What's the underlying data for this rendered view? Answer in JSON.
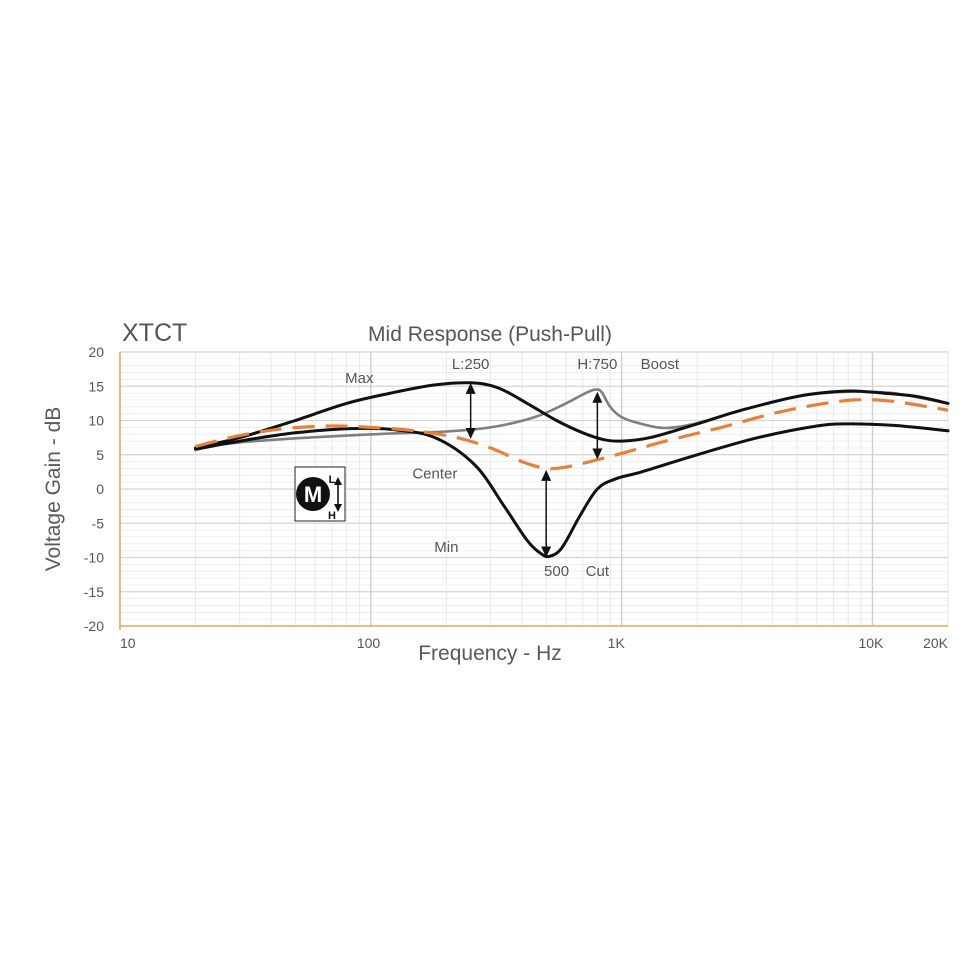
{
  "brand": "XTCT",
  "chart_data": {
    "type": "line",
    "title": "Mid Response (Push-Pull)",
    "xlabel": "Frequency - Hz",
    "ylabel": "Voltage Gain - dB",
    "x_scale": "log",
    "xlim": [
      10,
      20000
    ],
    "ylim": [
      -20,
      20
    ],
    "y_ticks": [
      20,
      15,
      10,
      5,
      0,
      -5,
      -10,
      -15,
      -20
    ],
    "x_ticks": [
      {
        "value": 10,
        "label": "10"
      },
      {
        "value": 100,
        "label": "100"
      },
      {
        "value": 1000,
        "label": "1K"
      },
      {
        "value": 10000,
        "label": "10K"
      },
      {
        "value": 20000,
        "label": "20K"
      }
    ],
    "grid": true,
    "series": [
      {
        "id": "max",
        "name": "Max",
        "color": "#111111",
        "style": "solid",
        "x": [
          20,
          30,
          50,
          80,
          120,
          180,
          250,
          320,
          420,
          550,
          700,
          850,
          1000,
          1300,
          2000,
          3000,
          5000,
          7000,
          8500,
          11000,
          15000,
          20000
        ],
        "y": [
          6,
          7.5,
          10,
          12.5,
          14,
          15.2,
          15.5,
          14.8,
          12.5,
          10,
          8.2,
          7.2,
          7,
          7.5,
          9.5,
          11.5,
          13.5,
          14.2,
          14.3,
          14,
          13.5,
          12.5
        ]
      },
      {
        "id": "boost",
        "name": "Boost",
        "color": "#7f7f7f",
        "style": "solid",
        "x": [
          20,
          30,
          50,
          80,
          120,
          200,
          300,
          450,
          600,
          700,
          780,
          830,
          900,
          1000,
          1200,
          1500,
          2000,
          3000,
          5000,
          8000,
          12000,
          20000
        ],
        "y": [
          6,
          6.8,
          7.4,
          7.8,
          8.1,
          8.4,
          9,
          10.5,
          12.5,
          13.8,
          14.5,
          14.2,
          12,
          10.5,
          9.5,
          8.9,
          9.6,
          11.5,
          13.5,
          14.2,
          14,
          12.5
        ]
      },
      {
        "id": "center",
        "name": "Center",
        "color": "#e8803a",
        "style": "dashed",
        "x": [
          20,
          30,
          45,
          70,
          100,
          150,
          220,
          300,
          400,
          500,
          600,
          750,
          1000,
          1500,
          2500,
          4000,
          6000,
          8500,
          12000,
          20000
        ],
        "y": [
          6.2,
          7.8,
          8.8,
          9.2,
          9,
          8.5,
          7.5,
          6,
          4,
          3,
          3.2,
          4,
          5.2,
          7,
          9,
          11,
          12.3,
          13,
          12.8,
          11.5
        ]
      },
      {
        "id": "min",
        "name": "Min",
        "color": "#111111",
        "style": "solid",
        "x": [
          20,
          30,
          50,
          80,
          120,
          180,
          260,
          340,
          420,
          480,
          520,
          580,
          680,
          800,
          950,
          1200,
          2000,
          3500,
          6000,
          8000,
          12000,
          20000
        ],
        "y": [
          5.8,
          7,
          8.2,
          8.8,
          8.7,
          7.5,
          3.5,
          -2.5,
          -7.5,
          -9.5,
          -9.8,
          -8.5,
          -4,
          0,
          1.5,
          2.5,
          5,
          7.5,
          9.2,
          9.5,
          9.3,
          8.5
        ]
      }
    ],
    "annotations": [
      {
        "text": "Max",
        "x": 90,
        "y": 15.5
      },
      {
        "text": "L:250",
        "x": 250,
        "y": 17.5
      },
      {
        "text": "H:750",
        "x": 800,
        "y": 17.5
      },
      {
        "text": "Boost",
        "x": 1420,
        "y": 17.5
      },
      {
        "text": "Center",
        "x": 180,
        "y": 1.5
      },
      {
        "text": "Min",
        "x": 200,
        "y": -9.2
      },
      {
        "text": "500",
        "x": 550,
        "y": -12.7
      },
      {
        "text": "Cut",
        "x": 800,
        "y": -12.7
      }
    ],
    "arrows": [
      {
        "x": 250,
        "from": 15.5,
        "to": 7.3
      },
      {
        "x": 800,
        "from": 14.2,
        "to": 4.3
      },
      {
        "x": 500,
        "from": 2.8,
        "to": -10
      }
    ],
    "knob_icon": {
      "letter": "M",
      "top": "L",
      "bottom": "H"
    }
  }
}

####################

### [Given request]
Write out the full set of lines verbatim, without the pictures.

### [Solution for this exercise]
What's the underlying data for this rendered view? Answer in JSON.
{
  "brand": "XTCT",
  "chart_data": {
    "type": "line",
    "title": "Mid Response (Push-Pull)",
    "xlabel": "Frequency - Hz",
    "ylabel": "Voltage Gain - dB",
    "x_scale": "log",
    "xlim": [
      10,
      20000
    ],
    "ylim": [
      -20,
      20
    ],
    "y_ticks": [
      20,
      15,
      10,
      5,
      0,
      -5,
      -10,
      -15,
      -20
    ],
    "x_ticks": [
      {
        "value": 10,
        "label": "10"
      },
      {
        "value": 100,
        "label": "100"
      },
      {
        "value": 1000,
        "label": "1K"
      },
      {
        "value": 10000,
        "label": "10K"
      },
      {
        "value": 20000,
        "label": "20K"
      }
    ],
    "grid": true,
    "series": [
      {
        "id": "max",
        "name": "Max",
        "color": "#111111",
        "style": "solid",
        "x": [
          20,
          30,
          50,
          80,
          120,
          180,
          250,
          320,
          420,
          550,
          700,
          850,
          1000,
          1300,
          2000,
          3000,
          5000,
          7000,
          8500,
          11000,
          15000,
          20000
        ],
        "y": [
          6,
          7.5,
          10,
          12.5,
          14,
          15.2,
          15.5,
          14.8,
          12.5,
          10,
          8.2,
          7.2,
          7,
          7.5,
          9.5,
          11.5,
          13.5,
          14.2,
          14.3,
          14,
          13.5,
          12.5
        ]
      },
      {
        "id": "boost",
        "name": "Boost",
        "color": "#7f7f7f",
        "style": "solid",
        "x": [
          20,
          30,
          50,
          80,
          120,
          200,
          300,
          450,
          600,
          700,
          780,
          830,
          900,
          1000,
          1200,
          1500,
          2000,
          3000,
          5000,
          8000,
          12000,
          20000
        ],
        "y": [
          6,
          6.8,
          7.4,
          7.8,
          8.1,
          8.4,
          9,
          10.5,
          12.5,
          13.8,
          14.5,
          14.2,
          12,
          10.5,
          9.5,
          8.9,
          9.6,
          11.5,
          13.5,
          14.2,
          14,
          12.5
        ]
      },
      {
        "id": "center",
        "name": "Center",
        "color": "#e8803a",
        "style": "dashed",
        "x": [
          20,
          30,
          45,
          70,
          100,
          150,
          220,
          300,
          400,
          500,
          600,
          750,
          1000,
          1500,
          2500,
          4000,
          6000,
          8500,
          12000,
          20000
        ],
        "y": [
          6.2,
          7.8,
          8.8,
          9.2,
          9,
          8.5,
          7.5,
          6,
          4,
          3,
          3.2,
          4,
          5.2,
          7,
          9,
          11,
          12.3,
          13,
          12.8,
          11.5
        ]
      },
      {
        "id": "min",
        "name": "Min",
        "color": "#111111",
        "style": "solid",
        "x": [
          20,
          30,
          50,
          80,
          120,
          180,
          260,
          340,
          420,
          480,
          520,
          580,
          680,
          800,
          950,
          1200,
          2000,
          3500,
          6000,
          8000,
          12000,
          20000
        ],
        "y": [
          5.8,
          7,
          8.2,
          8.8,
          8.7,
          7.5,
          3.5,
          -2.5,
          -7.5,
          -9.5,
          -9.8,
          -8.5,
          -4,
          0,
          1.5,
          2.5,
          5,
          7.5,
          9.2,
          9.5,
          9.3,
          8.5
        ]
      }
    ],
    "annotations": [
      {
        "text": "Max",
        "x": 90,
        "y": 15.5
      },
      {
        "text": "L:250",
        "x": 250,
        "y": 17.5
      },
      {
        "text": "H:750",
        "x": 800,
        "y": 17.5
      },
      {
        "text": "Boost",
        "x": 1420,
        "y": 17.5
      },
      {
        "text": "Center",
        "x": 180,
        "y": 1.5
      },
      {
        "text": "Min",
        "x": 200,
        "y": -9.2
      },
      {
        "text": "500",
        "x": 550,
        "y": -12.7
      },
      {
        "text": "Cut",
        "x": 800,
        "y": -12.7
      }
    ],
    "arrows": [
      {
        "x": 250,
        "from": 15.5,
        "to": 7.3
      },
      {
        "x": 800,
        "from": 14.2,
        "to": 4.3
      },
      {
        "x": 500,
        "from": 2.8,
        "to": -10
      }
    ],
    "knob_icon": {
      "letter": "M",
      "top": "L",
      "bottom": "H"
    }
  }
}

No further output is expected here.